Stated goal:
Determine which lines of the records include the word "this", and copy them.

Stored data:
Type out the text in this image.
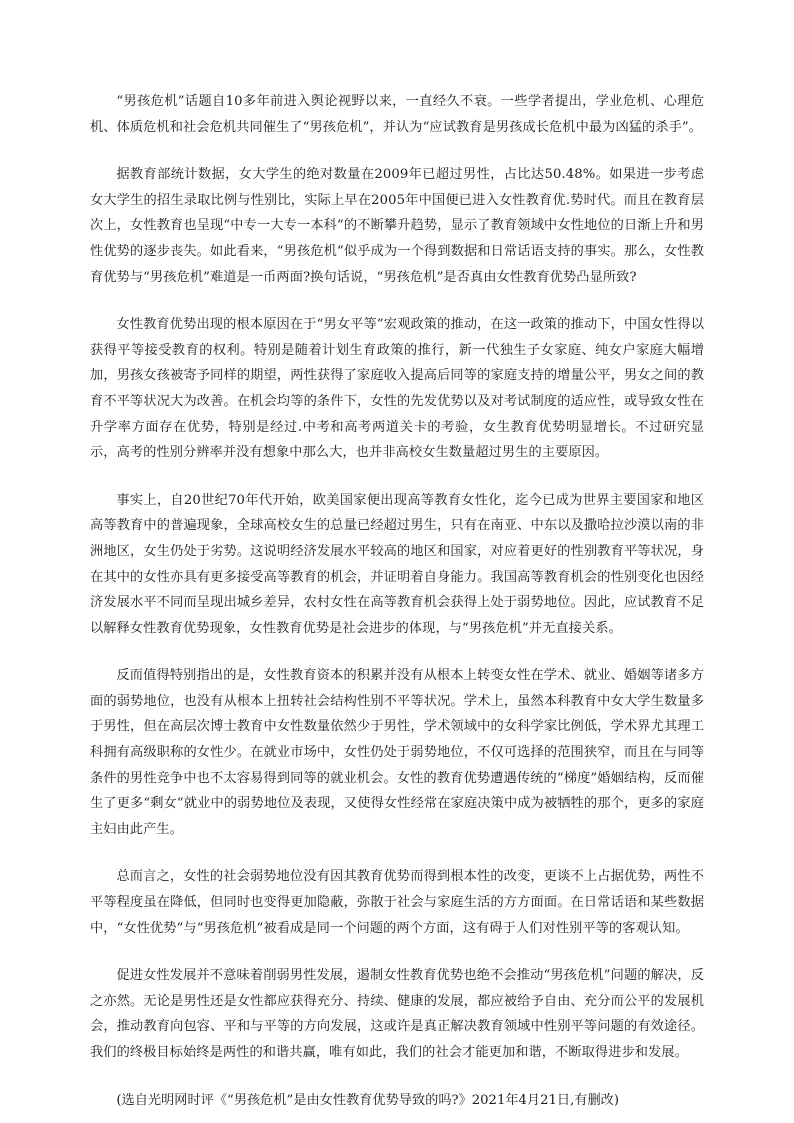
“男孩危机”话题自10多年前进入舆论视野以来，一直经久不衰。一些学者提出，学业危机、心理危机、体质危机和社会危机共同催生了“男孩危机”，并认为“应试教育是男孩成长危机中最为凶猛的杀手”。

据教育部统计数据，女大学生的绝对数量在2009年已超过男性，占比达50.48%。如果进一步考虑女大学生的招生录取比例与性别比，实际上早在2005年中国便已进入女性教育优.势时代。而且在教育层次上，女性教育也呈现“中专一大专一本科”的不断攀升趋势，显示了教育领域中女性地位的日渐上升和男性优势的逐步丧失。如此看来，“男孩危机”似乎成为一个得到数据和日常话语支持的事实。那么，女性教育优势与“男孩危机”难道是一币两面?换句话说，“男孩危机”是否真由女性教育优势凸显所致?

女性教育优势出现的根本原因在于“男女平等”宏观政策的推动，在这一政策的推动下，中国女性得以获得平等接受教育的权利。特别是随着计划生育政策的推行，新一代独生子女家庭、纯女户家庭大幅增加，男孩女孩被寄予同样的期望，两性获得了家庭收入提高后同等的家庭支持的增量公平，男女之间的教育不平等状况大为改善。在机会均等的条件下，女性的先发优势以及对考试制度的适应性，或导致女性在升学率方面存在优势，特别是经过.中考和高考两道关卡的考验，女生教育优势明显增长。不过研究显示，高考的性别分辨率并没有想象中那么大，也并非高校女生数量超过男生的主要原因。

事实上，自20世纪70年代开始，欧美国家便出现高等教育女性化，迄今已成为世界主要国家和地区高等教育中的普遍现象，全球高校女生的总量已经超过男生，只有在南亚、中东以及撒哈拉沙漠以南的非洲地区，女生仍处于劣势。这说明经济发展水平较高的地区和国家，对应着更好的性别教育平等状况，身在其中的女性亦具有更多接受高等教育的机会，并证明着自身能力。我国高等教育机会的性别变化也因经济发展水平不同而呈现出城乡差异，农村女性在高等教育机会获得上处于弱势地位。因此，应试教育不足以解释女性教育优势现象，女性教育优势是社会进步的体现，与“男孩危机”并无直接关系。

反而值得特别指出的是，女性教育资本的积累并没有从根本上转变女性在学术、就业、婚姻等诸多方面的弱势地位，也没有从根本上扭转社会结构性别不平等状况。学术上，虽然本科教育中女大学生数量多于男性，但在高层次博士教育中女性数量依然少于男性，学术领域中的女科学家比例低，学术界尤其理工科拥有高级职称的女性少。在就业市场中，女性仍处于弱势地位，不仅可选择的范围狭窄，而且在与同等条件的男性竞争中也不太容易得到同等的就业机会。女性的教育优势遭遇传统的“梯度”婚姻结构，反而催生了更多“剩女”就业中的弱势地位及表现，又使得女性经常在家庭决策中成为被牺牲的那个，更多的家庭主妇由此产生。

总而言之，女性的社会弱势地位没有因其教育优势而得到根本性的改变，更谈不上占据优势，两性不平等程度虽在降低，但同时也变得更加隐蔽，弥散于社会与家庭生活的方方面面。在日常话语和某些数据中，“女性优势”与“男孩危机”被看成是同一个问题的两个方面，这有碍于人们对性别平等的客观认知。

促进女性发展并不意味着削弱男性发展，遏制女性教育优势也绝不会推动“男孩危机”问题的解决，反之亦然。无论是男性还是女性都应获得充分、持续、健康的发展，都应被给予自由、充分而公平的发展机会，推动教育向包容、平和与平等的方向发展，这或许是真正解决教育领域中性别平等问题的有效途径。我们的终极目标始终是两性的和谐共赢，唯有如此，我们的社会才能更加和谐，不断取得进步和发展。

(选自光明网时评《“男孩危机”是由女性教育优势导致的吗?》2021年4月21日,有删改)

==

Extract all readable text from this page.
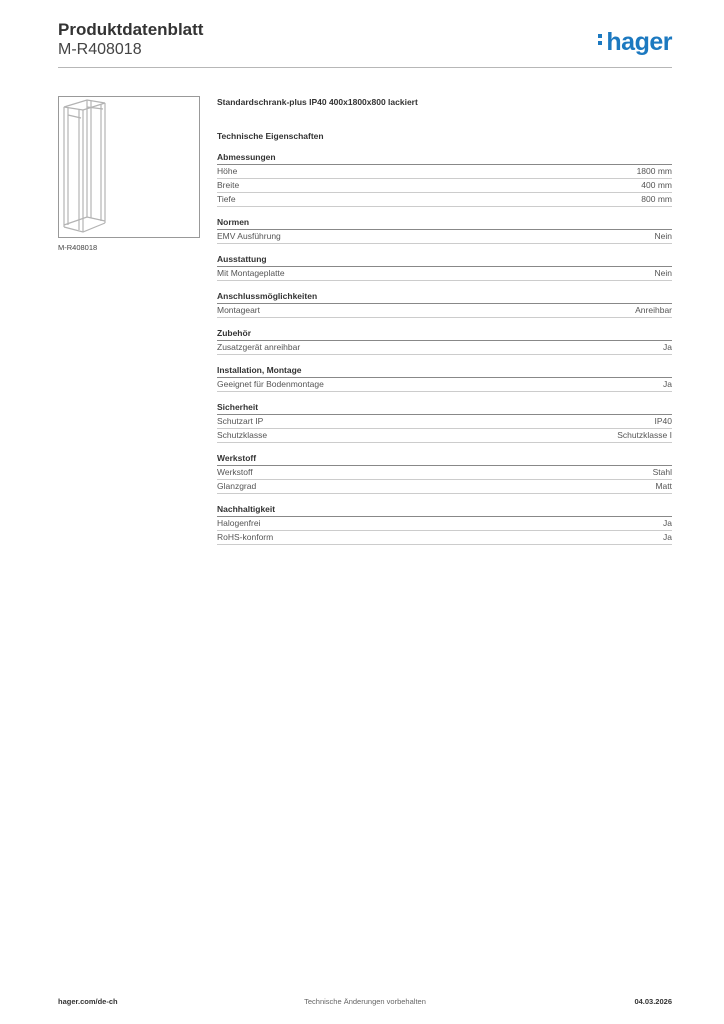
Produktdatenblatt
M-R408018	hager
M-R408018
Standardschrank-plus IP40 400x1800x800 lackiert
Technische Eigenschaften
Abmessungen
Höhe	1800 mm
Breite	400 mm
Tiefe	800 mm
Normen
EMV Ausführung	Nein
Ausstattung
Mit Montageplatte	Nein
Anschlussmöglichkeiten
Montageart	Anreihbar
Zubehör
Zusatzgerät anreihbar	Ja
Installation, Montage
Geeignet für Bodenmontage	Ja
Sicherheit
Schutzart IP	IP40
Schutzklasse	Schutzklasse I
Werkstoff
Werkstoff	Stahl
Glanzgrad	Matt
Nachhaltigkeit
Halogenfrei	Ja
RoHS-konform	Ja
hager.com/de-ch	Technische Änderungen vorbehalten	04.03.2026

==

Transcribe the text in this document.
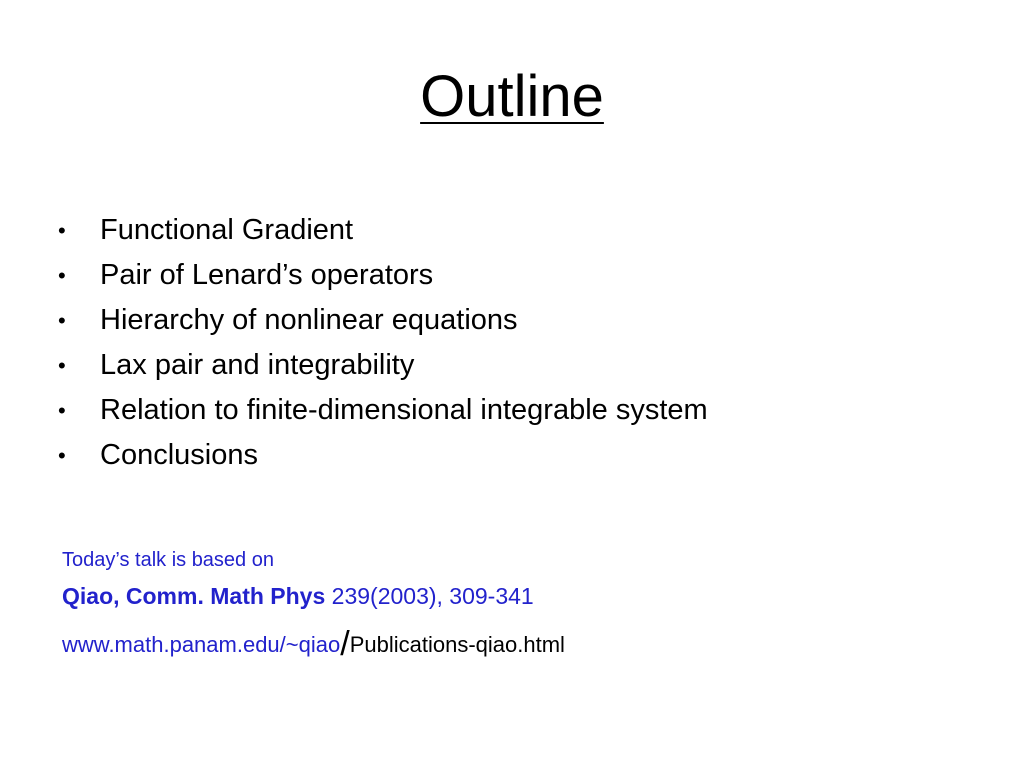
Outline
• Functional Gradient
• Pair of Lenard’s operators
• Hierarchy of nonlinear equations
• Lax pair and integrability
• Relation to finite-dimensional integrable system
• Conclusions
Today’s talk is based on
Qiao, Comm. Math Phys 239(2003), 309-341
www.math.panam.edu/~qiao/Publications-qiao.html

Complete response:
Type out the text in this image.
Extract all readable text from this page.
Transcribe the text in this document.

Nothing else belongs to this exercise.